- _Document section_
□ □ □ □ □ □ □

Logo de la plateforme dolceta

Financial Literacy

You are here:  Fact Sheets -Social Finance

Social Finance

Social Finance is a form of financial activity which includes institutions responding to certain social needs that cannot be met by conventional financial and investment schemes.


Social Finance and Credit Unions

tag logo Social Finance

The concept of ’Social Finance and Credit Unions’ is not present in Malta. What is reported in this Fact Sheet, will serve as an indication.

What is Social Finance and what types of institutions does it involve?

Social Finance generates an inclusive prosperity and its primary goal is the creation and development of social capital that benefits all, particularly those who were otherwise excluded and neglected. Social Finance includes a range of organisations and institutions providing financial services to those who had no access to commercial finance. These organisations are generally independent of state authorities or public policy initiatives and their funding comes from many sources including: local investors, charities and charitable foundations, faith-based organisations, local governments, companies and various donors.

□ □ □ □ □ □ □

- _Data entries_
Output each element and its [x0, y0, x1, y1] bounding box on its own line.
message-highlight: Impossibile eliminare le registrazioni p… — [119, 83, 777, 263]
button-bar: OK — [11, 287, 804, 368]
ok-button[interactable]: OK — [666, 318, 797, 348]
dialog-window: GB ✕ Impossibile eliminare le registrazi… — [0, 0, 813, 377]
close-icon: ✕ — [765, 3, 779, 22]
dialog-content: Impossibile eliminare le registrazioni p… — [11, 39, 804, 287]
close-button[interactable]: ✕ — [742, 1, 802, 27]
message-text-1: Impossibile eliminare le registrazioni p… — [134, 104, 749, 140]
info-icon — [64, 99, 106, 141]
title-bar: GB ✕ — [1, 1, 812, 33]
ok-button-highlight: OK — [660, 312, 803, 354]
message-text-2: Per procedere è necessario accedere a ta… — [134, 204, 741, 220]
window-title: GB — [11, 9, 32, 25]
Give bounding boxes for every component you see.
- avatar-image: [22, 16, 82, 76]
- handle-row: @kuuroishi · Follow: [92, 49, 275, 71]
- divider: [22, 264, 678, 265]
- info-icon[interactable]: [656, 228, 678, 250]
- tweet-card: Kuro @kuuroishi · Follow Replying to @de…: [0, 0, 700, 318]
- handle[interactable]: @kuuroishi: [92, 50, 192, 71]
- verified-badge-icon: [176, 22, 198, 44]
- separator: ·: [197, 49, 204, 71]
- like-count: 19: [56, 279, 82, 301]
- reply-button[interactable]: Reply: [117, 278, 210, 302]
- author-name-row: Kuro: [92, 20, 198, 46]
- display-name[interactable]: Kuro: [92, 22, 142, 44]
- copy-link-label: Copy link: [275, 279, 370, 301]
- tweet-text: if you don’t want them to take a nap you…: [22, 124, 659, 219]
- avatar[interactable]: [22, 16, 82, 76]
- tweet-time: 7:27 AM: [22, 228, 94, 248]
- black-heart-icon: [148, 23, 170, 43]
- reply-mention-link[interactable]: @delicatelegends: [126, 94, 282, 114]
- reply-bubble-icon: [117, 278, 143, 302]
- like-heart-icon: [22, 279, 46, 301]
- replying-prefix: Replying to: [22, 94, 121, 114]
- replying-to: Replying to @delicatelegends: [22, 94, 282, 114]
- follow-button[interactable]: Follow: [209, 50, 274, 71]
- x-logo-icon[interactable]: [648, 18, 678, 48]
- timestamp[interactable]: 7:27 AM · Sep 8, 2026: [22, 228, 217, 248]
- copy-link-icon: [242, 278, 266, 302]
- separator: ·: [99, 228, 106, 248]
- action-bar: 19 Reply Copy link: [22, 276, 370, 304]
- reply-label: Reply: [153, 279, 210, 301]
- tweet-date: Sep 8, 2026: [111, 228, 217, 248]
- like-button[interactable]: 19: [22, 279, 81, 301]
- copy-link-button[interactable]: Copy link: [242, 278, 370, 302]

□ □ □ □ □ □ □

Reproduce word for word the stretch of the social finance fact sheet from "Social Finance is" through "as an indication.".

- _The solution_
Social Finance is a form of financial activity which includes institutions responding to certain social needs that cannot be met by conventional financial and investment schemes.


Social Finance and Credit Unions

tag logo Social Finance

The concept of ’Social Finance and Credit Unions’ is not present in Malta. What is reported in this Fact Sheet, will serve as an indication.